*WORK REQUIRED*.
Reply with one number: how many lines contain the word "shared".

*DATA SHOWN*.
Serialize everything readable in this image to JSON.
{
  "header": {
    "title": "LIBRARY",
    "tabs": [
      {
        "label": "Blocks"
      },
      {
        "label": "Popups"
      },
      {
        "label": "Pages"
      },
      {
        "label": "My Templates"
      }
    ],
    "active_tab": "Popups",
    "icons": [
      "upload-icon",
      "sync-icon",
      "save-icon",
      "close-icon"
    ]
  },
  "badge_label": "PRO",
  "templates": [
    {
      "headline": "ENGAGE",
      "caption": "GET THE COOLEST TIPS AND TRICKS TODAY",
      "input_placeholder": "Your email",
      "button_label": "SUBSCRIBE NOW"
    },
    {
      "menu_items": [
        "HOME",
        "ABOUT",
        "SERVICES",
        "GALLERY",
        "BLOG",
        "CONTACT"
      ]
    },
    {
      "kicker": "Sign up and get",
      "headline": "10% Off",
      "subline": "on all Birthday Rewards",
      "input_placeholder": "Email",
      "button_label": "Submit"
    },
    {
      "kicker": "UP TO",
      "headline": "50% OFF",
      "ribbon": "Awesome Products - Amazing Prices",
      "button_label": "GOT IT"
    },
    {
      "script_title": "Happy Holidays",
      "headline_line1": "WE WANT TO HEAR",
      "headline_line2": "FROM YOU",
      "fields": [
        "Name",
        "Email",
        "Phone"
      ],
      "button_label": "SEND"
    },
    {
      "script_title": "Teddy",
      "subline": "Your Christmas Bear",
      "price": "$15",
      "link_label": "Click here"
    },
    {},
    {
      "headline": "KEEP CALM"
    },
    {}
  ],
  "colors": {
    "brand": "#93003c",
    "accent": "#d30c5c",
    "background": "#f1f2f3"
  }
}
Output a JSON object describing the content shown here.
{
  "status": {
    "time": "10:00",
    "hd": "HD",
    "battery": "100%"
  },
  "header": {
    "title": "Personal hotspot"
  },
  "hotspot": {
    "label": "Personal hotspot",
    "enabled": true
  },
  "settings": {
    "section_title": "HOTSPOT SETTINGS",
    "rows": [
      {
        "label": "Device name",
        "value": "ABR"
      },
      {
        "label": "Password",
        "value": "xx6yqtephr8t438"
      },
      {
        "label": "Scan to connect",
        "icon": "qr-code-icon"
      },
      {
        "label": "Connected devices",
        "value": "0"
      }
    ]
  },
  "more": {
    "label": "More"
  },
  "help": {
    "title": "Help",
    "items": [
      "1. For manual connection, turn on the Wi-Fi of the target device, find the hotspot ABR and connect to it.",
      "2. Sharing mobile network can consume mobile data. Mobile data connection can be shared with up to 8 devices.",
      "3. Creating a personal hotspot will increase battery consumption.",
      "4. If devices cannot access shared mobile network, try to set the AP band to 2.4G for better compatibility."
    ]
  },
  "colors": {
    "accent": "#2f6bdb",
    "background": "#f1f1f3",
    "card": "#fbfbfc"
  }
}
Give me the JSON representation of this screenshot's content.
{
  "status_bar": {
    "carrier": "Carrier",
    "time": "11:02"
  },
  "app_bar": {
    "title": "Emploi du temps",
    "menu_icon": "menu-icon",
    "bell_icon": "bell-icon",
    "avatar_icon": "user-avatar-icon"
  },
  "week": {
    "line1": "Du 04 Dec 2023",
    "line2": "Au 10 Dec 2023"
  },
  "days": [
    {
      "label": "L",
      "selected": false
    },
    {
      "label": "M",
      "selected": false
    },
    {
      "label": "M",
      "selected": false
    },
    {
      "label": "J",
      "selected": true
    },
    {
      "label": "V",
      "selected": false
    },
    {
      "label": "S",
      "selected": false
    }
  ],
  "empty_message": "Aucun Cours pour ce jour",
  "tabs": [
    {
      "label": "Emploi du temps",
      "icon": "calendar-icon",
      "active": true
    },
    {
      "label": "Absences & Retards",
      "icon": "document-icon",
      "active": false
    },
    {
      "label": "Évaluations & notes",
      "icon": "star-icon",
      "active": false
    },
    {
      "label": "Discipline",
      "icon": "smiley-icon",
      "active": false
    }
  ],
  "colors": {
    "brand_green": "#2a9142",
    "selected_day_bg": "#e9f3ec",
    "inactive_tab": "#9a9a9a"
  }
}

*FULL RESPONSE*.
2